— Request 1 —
List the garments that the article about Beyoncé's pregnancy photographs says she wore in the portrait posted on Instagram.

— Text excerpt —
South Bronx-raised, Los Angeles-based artist Awol Erizku reportedly confirms by text that he was the man behind the camera for the most celebrated portrait session of 2017.

Miss Rosenby Miss Rosen
Photo: Beyoncé’s Instagram announcement (detail).

Crave fave Awol Erizku has made headlines worldwide as the artist who photographed Beyoncé’s pregnancy photographs. The superstar wowed the world on the first day of Black History Month when she posted a portrait of herself on Instagram wearing nothing but a bra, panties, and veil, showing her bare belly swelling with life, with the announcement that she and Jay Z are expecting twins. That post, which set the internet aflame, now has more than 9.2 million likes.

Also: Awol Erizku Embraces Sight & Sound to Create an Exhibition Dedicated to the Power of Love

Seated in profile in front of an enormous wreath, Beyoncé evoked the goddess of fertility and the rites of spring. Yesterday, ARTNews reported that a source close to Nina Johnson gallery, Miami, revealed that Awol Erizku confirmed via text that he took the photograph.

The announcement was timed with the release of a larger selection of photographs from the series currently on view on Beyoncé’s website. Here we see Beyoncé in various states of undress, both on land surrounded by flowers and underwater covered by gauze. The photographs, which channel the spirit of The Empress and of Yemaya, both manifestations of the great mother and the spirit of nature, are superimposed with the words “I HAVE THREE HEARTS” when the cursor rolls over them.

The photographs are a radical departure from Beyoncé’s previous pregnancy with Blue Ivy, which she kept very much underwraps, revealing images for the very first time in the 2016 release of Lemonade. Beyoncé’s privacy led to a rumor that she was not actually pregnant at the time. Those words will not be spoken this time around.

(Source data)
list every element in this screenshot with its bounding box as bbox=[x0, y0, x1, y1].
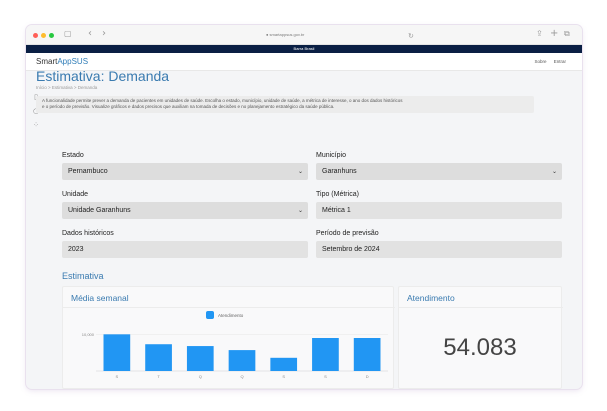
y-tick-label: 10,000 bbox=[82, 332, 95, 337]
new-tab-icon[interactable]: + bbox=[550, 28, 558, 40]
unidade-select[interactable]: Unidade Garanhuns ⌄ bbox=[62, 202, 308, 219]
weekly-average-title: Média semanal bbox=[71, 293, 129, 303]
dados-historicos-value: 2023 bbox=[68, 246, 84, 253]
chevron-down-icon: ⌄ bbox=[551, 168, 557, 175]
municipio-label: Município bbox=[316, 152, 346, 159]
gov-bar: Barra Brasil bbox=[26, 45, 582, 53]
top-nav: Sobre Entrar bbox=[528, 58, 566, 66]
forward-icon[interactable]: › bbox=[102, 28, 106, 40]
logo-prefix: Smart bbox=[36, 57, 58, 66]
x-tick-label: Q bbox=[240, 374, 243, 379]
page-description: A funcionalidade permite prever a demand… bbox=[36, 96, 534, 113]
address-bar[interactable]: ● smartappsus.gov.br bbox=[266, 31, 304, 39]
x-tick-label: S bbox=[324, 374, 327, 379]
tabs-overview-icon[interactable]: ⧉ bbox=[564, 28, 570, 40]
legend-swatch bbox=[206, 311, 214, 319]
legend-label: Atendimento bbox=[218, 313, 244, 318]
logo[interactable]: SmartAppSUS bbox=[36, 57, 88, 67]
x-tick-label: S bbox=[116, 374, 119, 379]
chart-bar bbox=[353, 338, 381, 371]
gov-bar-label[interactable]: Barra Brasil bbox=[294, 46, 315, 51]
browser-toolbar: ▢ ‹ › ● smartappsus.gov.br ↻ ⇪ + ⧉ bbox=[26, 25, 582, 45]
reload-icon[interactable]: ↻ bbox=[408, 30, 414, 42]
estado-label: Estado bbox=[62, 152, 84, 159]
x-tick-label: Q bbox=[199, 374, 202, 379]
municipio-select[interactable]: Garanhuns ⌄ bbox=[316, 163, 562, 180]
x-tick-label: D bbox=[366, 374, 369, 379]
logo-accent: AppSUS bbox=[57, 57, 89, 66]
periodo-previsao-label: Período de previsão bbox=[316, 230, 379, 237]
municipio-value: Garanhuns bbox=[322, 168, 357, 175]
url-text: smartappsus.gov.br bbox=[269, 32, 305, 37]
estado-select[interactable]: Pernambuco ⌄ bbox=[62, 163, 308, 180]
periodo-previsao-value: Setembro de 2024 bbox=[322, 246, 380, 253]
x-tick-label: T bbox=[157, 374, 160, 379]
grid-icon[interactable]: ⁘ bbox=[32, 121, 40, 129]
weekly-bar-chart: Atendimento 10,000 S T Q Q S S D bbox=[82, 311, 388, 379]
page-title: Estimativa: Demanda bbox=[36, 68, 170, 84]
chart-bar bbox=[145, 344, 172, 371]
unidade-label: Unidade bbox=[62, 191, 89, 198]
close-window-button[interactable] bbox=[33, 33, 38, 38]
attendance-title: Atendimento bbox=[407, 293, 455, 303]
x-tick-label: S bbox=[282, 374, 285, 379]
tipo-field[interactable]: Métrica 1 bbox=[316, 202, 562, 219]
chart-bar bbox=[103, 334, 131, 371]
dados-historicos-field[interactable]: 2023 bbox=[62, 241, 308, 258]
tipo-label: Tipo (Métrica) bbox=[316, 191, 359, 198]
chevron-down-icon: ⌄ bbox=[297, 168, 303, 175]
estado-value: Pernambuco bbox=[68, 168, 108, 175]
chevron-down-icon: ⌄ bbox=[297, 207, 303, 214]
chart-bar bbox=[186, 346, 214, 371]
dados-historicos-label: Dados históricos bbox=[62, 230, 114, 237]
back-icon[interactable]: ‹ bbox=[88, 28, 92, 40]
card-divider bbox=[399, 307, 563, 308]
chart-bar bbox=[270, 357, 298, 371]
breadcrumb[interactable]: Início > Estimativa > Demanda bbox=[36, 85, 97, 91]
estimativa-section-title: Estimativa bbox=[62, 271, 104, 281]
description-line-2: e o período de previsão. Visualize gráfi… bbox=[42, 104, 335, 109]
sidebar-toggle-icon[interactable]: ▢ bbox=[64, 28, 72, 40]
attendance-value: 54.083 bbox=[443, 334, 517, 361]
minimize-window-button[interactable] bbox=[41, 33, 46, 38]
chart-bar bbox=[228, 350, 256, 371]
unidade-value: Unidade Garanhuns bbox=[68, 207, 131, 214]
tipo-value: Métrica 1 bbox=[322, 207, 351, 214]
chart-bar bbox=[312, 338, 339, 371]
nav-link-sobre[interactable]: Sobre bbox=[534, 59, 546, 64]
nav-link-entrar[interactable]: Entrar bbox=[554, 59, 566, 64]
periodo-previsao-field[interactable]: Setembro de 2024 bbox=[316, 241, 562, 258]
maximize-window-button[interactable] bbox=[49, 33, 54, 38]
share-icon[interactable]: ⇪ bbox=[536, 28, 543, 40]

— Request 2 —
Format the source data entries as a JSON list of strings, one string per line. Begin with the line containing "y-tick-label: 10,000 bbox=[82, 332, 95, 337]" and continue through the line containing "x-tick-label: Q bbox=[199, 374, 202, 379]", including both of these lines and omitting blank lines.

— Exercise output 1 —
- bra
- panties
- veil

— Exercise output 2 —
[
  "y-tick-label: 10,000 bbox=[82, 332, 95, 337]",
  "new-tab-icon[interactable]: + bbox=[550, 28, 558, 40]",
  "unidade-select[interactable]: Unidade Garanhuns ⌄ bbox=[62, 202, 308, 219]",
  "weekly-average-title: Média semanal bbox=[71, 293, 129, 303]",
  "dados-historicos-value: 2023 bbox=[68, 246, 84, 253]",
  "chevron-down-icon: ⌄ bbox=[551, 168, 557, 175]",
  "municipio-label: Município bbox=[316, 152, 346, 159]",
  "gov-bar: Barra Brasil bbox=[26, 45, 582, 53]",
  "top-nav: Sobre Entrar bbox=[528, 58, 566, 66]",
  "forward-icon[interactable]: › bbox=[102, 28, 106, 40]",
  "logo-prefix: Smart bbox=[36, 57, 58, 66]",
  "x-tick-label: Q bbox=[240, 374, 243, 379]",
  "page-description: A funcionalidade permite prever a demand… bbox=[36, 96, 534, 113]",
  "address-bar[interactable]: ● smartappsus.gov.br bbox=[266, 31, 304, 39]",
  "x-tick-label: S bbox=[324, 374, 327, 379]",
  "tabs-overview-icon[interactable]: ⧉ bbox=[564, 28, 570, 40]",
  "legend-swatch bbox=[206, 311, 214, 319]",
  "legend-label: Atendimento bbox=[218, 313, 244, 318]",
  "logo[interactable]: SmartAppSUS bbox=[36, 57, 88, 67]",
  "x-tick-label: S bbox=[116, 374, 119, 379]",
  "chart-bar bbox=[353, 338, 381, 371]",
  "gov-bar-label[interactable]: Barra Brasil bbox=[294, 46, 315, 51]",
  "browser-toolbar: ▢ ‹ › ● smartappsus.gov.br ↻ ⇪ + ⧉ bbox=[26, 25, 582, 45]",
  "reload-icon[interactable]: ↻ bbox=[408, 30, 414, 42]",
  "estado-label: Estado bbox=[62, 152, 84, 159]",
  "x-tick-label: Q bbox=[199, 374, 202, 379]"
]